— Record excerpts —
☆ ☆ ☆ ☆ ☆

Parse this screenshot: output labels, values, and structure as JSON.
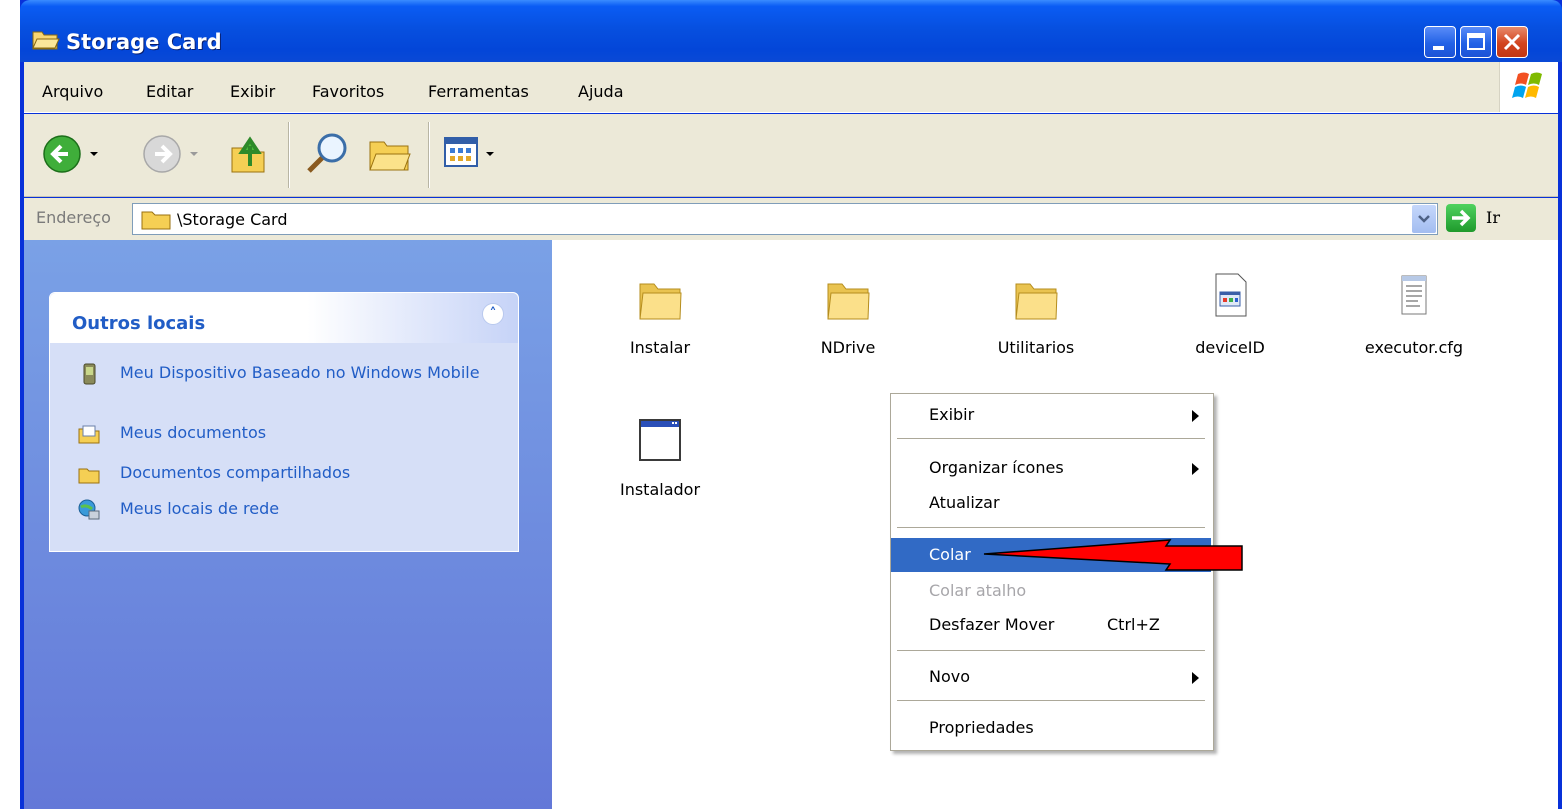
{
  "window": {
    "title": "Storage Card",
    "title_icon": "folder-open-icon",
    "buttons": [
      "minimize-icon",
      "maximize-icon",
      "close-icon"
    ]
  },
  "menu": {
    "items": [
      "Arquivo",
      "Editar",
      "Exibir",
      "Favoritos",
      "Ferramentas",
      "Ajuda"
    ]
  },
  "toolbar": {
    "icons": [
      "back-icon",
      "forward-icon",
      "up-folder-icon",
      "search-icon",
      "folders-icon",
      "views-icon"
    ]
  },
  "address": {
    "label": "Endereço",
    "path": "\\Storage Card",
    "go_label": "Ir"
  },
  "sidebar": {
    "panel_title": "Outros locais",
    "items": [
      {
        "label": "Meu Dispositivo Baseado no Windows Mobile",
        "icon": "mobile-device-icon"
      },
      {
        "label": "Meus documentos",
        "icon": "my-documents-icon"
      },
      {
        "label": "Documentos compartilhados",
        "icon": "shared-documents-icon"
      },
      {
        "label": "Meus locais de rede",
        "icon": "network-places-icon"
      }
    ]
  },
  "files": [
    {
      "name": "Instalar",
      "icon": "folder-icon"
    },
    {
      "name": "NDrive",
      "icon": "folder-icon"
    },
    {
      "name": "Utilitarios",
      "icon": "folder-icon"
    },
    {
      "name": "deviceID",
      "icon": "image-file-icon"
    },
    {
      "name": "executor.cfg",
      "icon": "text-file-icon"
    },
    {
      "name": "Instalador",
      "icon": "application-icon"
    }
  ],
  "context_menu": {
    "items": [
      {
        "label": "Exibir",
        "submenu": true
      },
      {
        "label": "Organizar ícones",
        "submenu": true
      },
      {
        "label": "Atualizar"
      },
      {
        "label": "Colar",
        "highlighted": true
      },
      {
        "label": "Colar atalho",
        "disabled": true
      },
      {
        "label": "Desfazer Mover",
        "shortcut": "Ctrl+Z"
      },
      {
        "label": "Novo",
        "submenu": true
      },
      {
        "label": "Propriedades"
      }
    ]
  },
  "annotation": {
    "icon": "red-arrow-icon",
    "color": "#ff0000"
  },
  "colors": {
    "selection": "#316ac5",
    "sidebar_link": "#215dc6",
    "titlebar": "#0a5cf4"
  }
}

☆ ☆ ☆ ☆ ☆

— Your task —
Without the pictures, print the records in full, exactly as they appear.

— Answer to the problem —
Parse this screenshot: output labels, values, and structure as JSON.
{
  "window": {
    "title": "Storage Card",
    "title_icon": "folder-open-icon",
    "buttons": [
      "minimize-icon",
      "maximize-icon",
      "close-icon"
    ]
  },
  "menu": {
    "items": [
      "Arquivo",
      "Editar",
      "Exibir",
      "Favoritos",
      "Ferramentas",
      "Ajuda"
    ]
  },
  "toolbar": {
    "icons": [
      "back-icon",
      "forward-icon",
      "up-folder-icon",
      "search-icon",
      "folders-icon",
      "views-icon"
    ]
  },
  "address": {
    "label": "Endereço",
    "path": "\\Storage Card",
    "go_label": "Ir"
  },
  "sidebar": {
    "panel_title": "Outros locais",
    "items": [
      {
        "label": "Meu Dispositivo Baseado no Windows Mobile",
        "icon": "mobile-device-icon"
      },
      {
        "label": "Meus documentos",
        "icon": "my-documents-icon"
      },
      {
        "label": "Documentos compartilhados",
        "icon": "shared-documents-icon"
      },
      {
        "label": "Meus locais de rede",
        "icon": "network-places-icon"
      }
    ]
  },
  "files": [
    {
      "name": "Instalar",
      "icon": "folder-icon"
    },
    {
      "name": "NDrive",
      "icon": "folder-icon"
    },
    {
      "name": "Utilitarios",
      "icon": "folder-icon"
    },
    {
      "name": "deviceID",
      "icon": "image-file-icon"
    },
    {
      "name": "executor.cfg",
      "icon": "text-file-icon"
    },
    {
      "name": "Instalador",
      "icon": "application-icon"
    }
  ],
  "context_menu": {
    "items": [
      {
        "label": "Exibir",
        "submenu": true
      },
      {
        "label": "Organizar ícones",
        "submenu": true
      },
      {
        "label": "Atualizar"
      },
      {
        "label": "Colar",
        "highlighted": true
      },
      {
        "label": "Colar atalho",
        "disabled": true
      },
      {
        "label": "Desfazer Mover",
        "shortcut": "Ctrl+Z"
      },
      {
        "label": "Novo",
        "submenu": true
      },
      {
        "label": "Propriedades"
      }
    ]
  },
  "annotation": {
    "icon": "red-arrow-icon",
    "color": "#ff0000"
  },
  "colors": {
    "selection": "#316ac5",
    "sidebar_link": "#215dc6",
    "titlebar": "#0a5cf4"
  }
}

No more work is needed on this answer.